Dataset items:
___

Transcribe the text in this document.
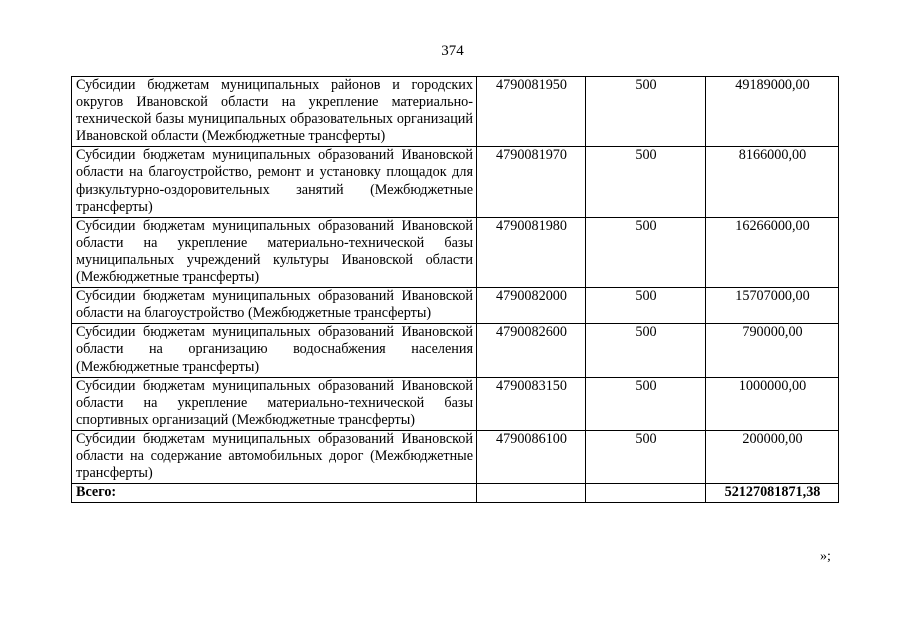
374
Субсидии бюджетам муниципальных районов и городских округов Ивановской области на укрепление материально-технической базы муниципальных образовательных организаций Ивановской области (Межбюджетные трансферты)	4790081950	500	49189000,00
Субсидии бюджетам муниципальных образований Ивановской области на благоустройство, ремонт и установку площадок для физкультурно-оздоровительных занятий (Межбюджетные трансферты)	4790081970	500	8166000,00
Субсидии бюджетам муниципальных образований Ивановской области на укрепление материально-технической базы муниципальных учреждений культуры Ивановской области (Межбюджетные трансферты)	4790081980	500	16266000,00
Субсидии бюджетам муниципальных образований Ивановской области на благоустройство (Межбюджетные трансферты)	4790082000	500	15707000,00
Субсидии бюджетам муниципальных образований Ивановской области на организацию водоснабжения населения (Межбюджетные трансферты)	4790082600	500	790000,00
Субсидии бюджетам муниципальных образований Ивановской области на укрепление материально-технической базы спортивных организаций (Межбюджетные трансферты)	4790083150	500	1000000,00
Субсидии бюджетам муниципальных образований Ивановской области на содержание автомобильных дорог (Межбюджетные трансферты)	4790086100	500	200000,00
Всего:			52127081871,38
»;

___

Leave out the pictures and retype every line above exactly.

Answer to the task
Transcribe the text in this document.
374
Субсидии бюджетам муниципальных районов и городских округов Ивановской области на укрепление материально-технической базы муниципальных образовательных организаций Ивановской области (Межбюджетные трансферты)	4790081950	500	49189000,00
Субсидии бюджетам муниципальных образований Ивановской области на благоустройство, ремонт и установку площадок для физкультурно-оздоровительных занятий (Межбюджетные трансферты)	4790081970	500	8166000,00
Субсидии бюджетам муниципальных образований Ивановской области на укрепление материально-технической базы муниципальных учреждений культуры Ивановской области (Межбюджетные трансферты)	4790081980	500	16266000,00
Субсидии бюджетам муниципальных образований Ивановской области на благоустройство (Межбюджетные трансферты)	4790082000	500	15707000,00
Субсидии бюджетам муниципальных образований Ивановской области на организацию водоснабжения населения (Межбюджетные трансферты)	4790082600	500	790000,00
Субсидии бюджетам муниципальных образований Ивановской области на укрепление материально-технической базы спортивных организаций (Межбюджетные трансферты)	4790083150	500	1000000,00
Субсидии бюджетам муниципальных образований Ивановской области на содержание автомобильных дорог (Межбюджетные трансферты)	4790086100	500	200000,00
Всего:			52127081871,38
»;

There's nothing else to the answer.